── Entries shown ──

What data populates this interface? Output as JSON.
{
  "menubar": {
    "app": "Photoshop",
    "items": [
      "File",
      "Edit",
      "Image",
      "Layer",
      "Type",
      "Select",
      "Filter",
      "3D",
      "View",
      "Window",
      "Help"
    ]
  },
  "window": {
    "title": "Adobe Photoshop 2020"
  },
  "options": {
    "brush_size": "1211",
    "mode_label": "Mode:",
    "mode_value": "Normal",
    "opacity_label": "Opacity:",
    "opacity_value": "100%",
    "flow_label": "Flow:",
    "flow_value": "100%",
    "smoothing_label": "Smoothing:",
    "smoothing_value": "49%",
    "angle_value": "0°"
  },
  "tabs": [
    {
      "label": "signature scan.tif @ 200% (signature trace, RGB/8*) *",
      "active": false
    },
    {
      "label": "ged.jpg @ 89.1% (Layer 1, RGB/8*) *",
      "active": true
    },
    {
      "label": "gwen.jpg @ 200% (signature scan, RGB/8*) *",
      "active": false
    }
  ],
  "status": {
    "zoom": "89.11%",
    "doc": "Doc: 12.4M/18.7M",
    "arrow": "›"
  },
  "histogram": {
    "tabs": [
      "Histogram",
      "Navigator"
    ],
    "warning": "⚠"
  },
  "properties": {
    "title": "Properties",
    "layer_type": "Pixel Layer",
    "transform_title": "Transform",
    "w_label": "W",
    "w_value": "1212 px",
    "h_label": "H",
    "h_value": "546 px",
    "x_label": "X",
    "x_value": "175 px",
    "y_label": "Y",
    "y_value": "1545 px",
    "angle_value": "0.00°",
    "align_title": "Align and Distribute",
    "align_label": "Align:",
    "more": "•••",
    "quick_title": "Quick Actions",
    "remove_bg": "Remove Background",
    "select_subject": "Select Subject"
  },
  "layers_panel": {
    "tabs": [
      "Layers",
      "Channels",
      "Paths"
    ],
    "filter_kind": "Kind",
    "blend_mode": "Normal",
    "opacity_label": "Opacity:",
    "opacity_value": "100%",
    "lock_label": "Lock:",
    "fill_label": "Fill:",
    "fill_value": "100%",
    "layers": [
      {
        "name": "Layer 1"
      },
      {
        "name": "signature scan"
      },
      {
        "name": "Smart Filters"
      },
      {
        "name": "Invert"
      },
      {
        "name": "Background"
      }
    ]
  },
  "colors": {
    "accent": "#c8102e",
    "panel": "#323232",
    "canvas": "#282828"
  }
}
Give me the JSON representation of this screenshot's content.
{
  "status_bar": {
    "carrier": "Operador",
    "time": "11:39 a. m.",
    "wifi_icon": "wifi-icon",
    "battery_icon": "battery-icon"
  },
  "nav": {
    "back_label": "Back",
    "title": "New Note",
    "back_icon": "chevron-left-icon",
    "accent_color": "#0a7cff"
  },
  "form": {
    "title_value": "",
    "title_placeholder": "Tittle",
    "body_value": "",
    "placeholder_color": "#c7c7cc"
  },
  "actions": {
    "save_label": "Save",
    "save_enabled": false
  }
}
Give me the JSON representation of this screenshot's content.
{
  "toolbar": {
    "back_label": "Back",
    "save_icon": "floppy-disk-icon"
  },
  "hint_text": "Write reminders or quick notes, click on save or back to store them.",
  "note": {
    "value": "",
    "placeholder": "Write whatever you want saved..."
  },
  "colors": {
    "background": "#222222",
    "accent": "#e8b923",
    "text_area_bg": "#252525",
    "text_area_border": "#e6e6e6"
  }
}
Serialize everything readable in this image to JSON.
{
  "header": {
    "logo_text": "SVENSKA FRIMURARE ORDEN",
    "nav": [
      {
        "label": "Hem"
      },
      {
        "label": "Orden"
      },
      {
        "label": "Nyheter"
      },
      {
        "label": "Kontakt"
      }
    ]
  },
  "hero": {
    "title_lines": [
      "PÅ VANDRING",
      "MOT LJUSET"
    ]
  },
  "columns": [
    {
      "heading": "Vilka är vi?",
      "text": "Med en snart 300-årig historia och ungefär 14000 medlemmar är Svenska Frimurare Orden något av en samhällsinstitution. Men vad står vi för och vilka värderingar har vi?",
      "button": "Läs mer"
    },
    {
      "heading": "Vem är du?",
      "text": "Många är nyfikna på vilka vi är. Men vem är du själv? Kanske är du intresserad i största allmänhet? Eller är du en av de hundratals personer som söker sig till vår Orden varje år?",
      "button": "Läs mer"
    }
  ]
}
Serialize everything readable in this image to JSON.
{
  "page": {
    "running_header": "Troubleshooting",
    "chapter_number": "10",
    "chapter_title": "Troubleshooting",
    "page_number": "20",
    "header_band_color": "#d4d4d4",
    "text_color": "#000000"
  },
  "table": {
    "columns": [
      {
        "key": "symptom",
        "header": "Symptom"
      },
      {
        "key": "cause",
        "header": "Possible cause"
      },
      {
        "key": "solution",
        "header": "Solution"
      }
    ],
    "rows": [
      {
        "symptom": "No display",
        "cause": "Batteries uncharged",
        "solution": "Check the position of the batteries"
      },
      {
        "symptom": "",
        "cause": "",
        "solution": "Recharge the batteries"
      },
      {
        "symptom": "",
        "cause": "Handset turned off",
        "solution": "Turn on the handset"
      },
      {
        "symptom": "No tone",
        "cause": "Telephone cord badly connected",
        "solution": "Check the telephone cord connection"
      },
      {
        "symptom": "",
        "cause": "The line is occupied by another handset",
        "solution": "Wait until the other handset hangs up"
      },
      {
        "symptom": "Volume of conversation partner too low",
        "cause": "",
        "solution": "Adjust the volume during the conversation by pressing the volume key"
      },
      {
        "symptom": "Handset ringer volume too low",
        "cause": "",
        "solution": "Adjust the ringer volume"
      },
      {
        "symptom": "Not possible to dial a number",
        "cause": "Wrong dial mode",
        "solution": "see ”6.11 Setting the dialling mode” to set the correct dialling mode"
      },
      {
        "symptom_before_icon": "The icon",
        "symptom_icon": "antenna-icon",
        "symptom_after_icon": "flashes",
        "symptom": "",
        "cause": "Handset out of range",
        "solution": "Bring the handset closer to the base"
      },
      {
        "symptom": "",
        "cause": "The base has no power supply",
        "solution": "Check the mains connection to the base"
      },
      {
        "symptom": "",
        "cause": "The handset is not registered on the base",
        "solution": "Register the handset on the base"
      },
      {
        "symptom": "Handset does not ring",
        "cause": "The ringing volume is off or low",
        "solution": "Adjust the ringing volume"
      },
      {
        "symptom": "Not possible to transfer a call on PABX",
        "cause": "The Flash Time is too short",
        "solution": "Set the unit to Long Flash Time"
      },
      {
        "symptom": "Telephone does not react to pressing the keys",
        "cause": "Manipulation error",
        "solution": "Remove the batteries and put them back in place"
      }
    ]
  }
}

───

◆ **Set exercise**
Write out every record, exactly as written.

◆ **Response to this exercise**
What data populates this interface? Output as JSON.
{
  "menubar": {
    "app": "Photoshop",
    "items": [
      "File",
      "Edit",
      "Image",
      "Layer",
      "Type",
      "Select",
      "Filter",
      "3D",
      "View",
      "Window",
      "Help"
    ]
  },
  "window": {
    "title": "Adobe Photoshop 2020"
  },
  "options": {
    "brush_size": "1211",
    "mode_label": "Mode:",
    "mode_value": "Normal",
    "opacity_label": "Opacity:",
    "opacity_value": "100%",
    "flow_label": "Flow:",
    "flow_value": "100%",
    "smoothing_label": "Smoothing:",
    "smoothing_value": "49%",
    "angle_value": "0°"
  },
  "tabs": [
    {
      "label": "signature scan.tif @ 200% (signature trace, RGB/8*) *",
      "active": false
    },
    {
      "label": "ged.jpg @ 89.1% (Layer 1, RGB/8*) *",
      "active": true
    },
    {
      "label": "gwen.jpg @ 200% (signature scan, RGB/8*) *",
      "active": false
    }
  ],
  "status": {
    "zoom": "89.11%",
    "doc": "Doc: 12.4M/18.7M",
    "arrow": "›"
  },
  "histogram": {
    "tabs": [
      "Histogram",
      "Navigator"
    ],
    "warning": "⚠"
  },
  "properties": {
    "title": "Properties",
    "layer_type": "Pixel Layer",
    "transform_title": "Transform",
    "w_label": "W",
    "w_value": "1212 px",
    "h_label": "H",
    "h_value": "546 px",
    "x_label": "X",
    "x_value": "175 px",
    "y_label": "Y",
    "y_value": "1545 px",
    "angle_value": "0.00°",
    "align_title": "Align and Distribute",
    "align_label": "Align:",
    "more": "•••",
    "quick_title": "Quick Actions",
    "remove_bg": "Remove Background",
    "select_subject": "Select Subject"
  },
  "layers_panel": {
    "tabs": [
      "Layers",
      "Channels",
      "Paths"
    ],
    "filter_kind": "Kind",
    "blend_mode": "Normal",
    "opacity_label": "Opacity:",
    "opacity_value": "100%",
    "lock_label": "Lock:",
    "fill_label": "Fill:",
    "fill_value": "100%",
    "layers": [
      {
        "name": "Layer 1"
      },
      {
        "name": "signature scan"
      },
      {
        "name": "Smart Filters"
      },
      {
        "name": "Invert"
      },
      {
        "name": "Background"
      }
    ]
  },
  "colors": {
    "accent": "#c8102e",
    "panel": "#323232",
    "canvas": "#282828"
  }
}
Give me the JSON representation of this screenshot's content.
{
  "status_bar": {
    "carrier": "Operador",
    "time": "11:39 a. m.",
    "wifi_icon": "wifi-icon",
    "battery_icon": "battery-icon"
  },
  "nav": {
    "back_label": "Back",
    "title": "New Note",
    "back_icon": "chevron-left-icon",
    "accent_color": "#0a7cff"
  },
  "form": {
    "title_value": "",
    "title_placeholder": "Tittle",
    "body_value": "",
    "placeholder_color": "#c7c7cc"
  },
  "actions": {
    "save_label": "Save",
    "save_enabled": false
  }
}
Give me the JSON representation of this screenshot's content.
{
  "toolbar": {
    "back_label": "Back",
    "save_icon": "floppy-disk-icon"
  },
  "hint_text": "Write reminders or quick notes, click on save or back to store them.",
  "note": {
    "value": "",
    "placeholder": "Write whatever you want saved..."
  },
  "colors": {
    "background": "#222222",
    "accent": "#e8b923",
    "text_area_bg": "#252525",
    "text_area_border": "#e6e6e6"
  }
}
Serialize everything readable in this image to JSON.
{
  "header": {
    "logo_text": "SVENSKA FRIMURARE ORDEN",
    "nav": [
      {
        "label": "Hem"
      },
      {
        "label": "Orden"
      },
      {
        "label": "Nyheter"
      },
      {
        "label": "Kontakt"
      }
    ]
  },
  "hero": {
    "title_lines": [
      "PÅ VANDRING",
      "MOT LJUSET"
    ]
  },
  "columns": [
    {
      "heading": "Vilka är vi?",
      "text": "Med en snart 300-årig historia och ungefär 14000 medlemmar är Svenska Frimurare Orden något av en samhällsinstitution. Men vad står vi för och vilka värderingar har vi?",
      "button": "Läs mer"
    },
    {
      "heading": "Vem är du?",
      "text": "Många är nyfikna på vilka vi är. Men vem är du själv? Kanske är du intresserad i största allmänhet? Eller är du en av de hundratals personer som söker sig till vår Orden varje år?",
      "button": "Läs mer"
    }
  ]
}
Serialize everything readable in this image to JSON.
{
  "page": {
    "running_header": "Troubleshooting",
    "chapter_number": "10",
    "chapter_title": "Troubleshooting",
    "page_number": "20",
    "header_band_color": "#d4d4d4",
    "text_color": "#000000"
  },
  "table": {
    "columns": [
      {
        "key": "symptom",
        "header": "Symptom"
      },
      {
        "key": "cause",
        "header": "Possible cause"
      },
      {
        "key": "solution",
        "header": "Solution"
      }
    ],
    "rows": [
      {
        "symptom": "No display",
        "cause": "Batteries uncharged",
        "solution": "Check the position of the batteries"
      },
      {
        "symptom": "",
        "cause": "",
        "solution": "Recharge the batteries"
      },
      {
        "symptom": "",
        "cause": "Handset turned off",
        "solution": "Turn on the handset"
      },
      {
        "symptom": "No tone",
        "cause": "Telephone cord badly connected",
        "solution": "Check the telephone cord connection"
      },
      {
        "symptom": "",
        "cause": "The line is occupied by another handset",
        "solution": "Wait until the other handset hangs up"
      },
      {
        "symptom": "Volume of conversation partner too low",
        "cause": "",
        "solution": "Adjust the volume during the conversation by pressing the volume key"
      },
      {
        "symptom": "Handset ringer volume too low",
        "cause": "",
        "solution": "Adjust the ringer volume"
      },
      {
        "symptom": "Not possible to dial a number",
        "cause": "Wrong dial mode",
        "solution": "see ”6.11 Setting the dialling mode” to set the correct dialling mode"
      },
      {
        "symptom_before_icon": "The icon",
        "symptom_icon": "antenna-icon",
        "symptom_after_icon": "flashes",
        "symptom": "",
        "cause": "Handset out of range",
        "solution": "Bring the handset closer to the base"
      },
      {
        "symptom": "",
        "cause": "The base has no power supply",
        "solution": "Check the mains connection to the base"
      },
      {
        "symptom": "",
        "cause": "The handset is not registered on the base",
        "solution": "Register the handset on the base"
      },
      {
        "symptom": "Handset does not ring",
        "cause": "The ringing volume is off or low",
        "solution": "Adjust the ringing volume"
      },
      {
        "symptom": "Not possible to transfer a call on PABX",
        "cause": "The Flash Time is too short",
        "solution": "Set the unit to Long Flash Time"
      },
      {
        "symptom": "Telephone does not react to pressing the keys",
        "cause": "Manipulation error",
        "solution": "Remove the batteries and put them back in place"
      }
    ]
  }
}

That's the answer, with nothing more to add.